What needs to be done = Find the lines of data that contain the string "entre", then list them.

Excerpted data =
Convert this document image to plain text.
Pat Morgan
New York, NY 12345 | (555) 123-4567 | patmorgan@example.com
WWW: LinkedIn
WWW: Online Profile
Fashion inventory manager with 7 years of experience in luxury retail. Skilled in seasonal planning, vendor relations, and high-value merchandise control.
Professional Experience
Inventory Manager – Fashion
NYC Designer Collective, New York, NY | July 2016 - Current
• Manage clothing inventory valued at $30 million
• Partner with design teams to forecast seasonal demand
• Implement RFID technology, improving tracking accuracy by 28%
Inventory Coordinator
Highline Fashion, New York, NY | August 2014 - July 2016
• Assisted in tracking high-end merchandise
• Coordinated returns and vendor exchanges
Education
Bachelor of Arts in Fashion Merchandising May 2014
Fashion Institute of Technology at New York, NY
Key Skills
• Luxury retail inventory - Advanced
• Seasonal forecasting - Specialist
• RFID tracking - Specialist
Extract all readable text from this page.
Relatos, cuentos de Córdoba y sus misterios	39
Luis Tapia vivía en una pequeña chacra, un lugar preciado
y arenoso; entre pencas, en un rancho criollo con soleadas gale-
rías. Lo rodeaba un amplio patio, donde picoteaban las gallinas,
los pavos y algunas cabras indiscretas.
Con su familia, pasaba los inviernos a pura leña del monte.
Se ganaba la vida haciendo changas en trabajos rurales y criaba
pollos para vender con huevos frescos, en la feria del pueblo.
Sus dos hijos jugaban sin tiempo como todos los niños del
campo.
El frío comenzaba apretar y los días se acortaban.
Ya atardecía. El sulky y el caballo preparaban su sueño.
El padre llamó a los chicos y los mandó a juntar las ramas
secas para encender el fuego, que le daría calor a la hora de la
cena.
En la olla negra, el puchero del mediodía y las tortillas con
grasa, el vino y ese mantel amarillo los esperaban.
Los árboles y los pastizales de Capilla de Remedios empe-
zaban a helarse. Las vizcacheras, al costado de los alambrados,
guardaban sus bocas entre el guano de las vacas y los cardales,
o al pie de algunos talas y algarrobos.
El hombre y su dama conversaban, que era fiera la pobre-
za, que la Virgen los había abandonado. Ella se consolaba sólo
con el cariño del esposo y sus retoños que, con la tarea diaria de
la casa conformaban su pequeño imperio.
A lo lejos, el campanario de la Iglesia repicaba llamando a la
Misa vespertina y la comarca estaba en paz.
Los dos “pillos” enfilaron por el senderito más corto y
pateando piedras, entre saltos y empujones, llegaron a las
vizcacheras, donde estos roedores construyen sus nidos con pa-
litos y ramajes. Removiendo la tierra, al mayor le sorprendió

Exercise response =
y arenoso; entre pencas, en un rancho criollo con soleadas gale-
guardaban sus bocas entre el guano de las vacas y los cardales,
pateando piedras, entre saltos y empujones, llegaron a las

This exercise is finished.